[Excerpt from a dataset]
+++
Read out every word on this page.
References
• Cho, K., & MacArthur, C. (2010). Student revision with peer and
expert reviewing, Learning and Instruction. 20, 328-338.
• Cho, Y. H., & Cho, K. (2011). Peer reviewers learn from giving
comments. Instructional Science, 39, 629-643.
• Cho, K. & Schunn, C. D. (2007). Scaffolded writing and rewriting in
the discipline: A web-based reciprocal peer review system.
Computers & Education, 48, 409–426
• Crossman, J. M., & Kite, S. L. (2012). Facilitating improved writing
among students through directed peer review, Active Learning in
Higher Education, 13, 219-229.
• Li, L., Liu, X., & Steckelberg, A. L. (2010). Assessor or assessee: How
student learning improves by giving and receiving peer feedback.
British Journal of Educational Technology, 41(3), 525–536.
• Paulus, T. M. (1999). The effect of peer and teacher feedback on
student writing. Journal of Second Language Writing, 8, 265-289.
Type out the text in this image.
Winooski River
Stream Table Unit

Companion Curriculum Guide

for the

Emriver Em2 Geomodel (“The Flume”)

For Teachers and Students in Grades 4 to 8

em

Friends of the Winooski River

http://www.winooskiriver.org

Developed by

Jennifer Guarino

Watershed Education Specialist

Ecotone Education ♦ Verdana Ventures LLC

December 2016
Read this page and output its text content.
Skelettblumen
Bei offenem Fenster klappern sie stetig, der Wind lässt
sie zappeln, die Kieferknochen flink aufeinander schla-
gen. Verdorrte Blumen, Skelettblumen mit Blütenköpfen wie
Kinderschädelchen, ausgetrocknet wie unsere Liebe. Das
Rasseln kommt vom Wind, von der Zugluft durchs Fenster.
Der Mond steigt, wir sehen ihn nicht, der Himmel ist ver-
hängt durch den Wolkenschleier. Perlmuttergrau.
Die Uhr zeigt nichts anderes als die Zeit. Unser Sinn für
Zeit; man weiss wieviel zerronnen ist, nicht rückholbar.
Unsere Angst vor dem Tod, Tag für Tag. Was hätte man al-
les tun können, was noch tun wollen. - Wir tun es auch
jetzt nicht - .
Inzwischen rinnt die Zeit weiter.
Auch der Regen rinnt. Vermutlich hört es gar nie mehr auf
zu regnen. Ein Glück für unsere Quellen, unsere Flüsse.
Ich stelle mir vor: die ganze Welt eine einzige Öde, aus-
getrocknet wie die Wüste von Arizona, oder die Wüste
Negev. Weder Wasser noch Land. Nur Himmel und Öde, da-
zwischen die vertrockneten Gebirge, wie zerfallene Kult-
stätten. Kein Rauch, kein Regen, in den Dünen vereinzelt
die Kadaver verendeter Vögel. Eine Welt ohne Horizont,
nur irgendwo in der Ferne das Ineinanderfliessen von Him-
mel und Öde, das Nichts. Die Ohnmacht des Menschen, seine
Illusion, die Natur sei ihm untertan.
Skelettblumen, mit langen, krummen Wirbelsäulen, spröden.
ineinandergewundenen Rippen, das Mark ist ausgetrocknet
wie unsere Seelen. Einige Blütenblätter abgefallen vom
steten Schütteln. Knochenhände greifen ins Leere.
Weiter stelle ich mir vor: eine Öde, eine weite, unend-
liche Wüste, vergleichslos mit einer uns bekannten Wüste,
+++
▶ **WHAT YOU WILL DO**
Identify and copy all lines with the word "Wüste".

▶ **WRITTEN SOLUTION**
getrocknet wie die Wüste von Arizona, oder die Wüste
liche Wüste, vergleichslos mit einer uns bekannten Wüste,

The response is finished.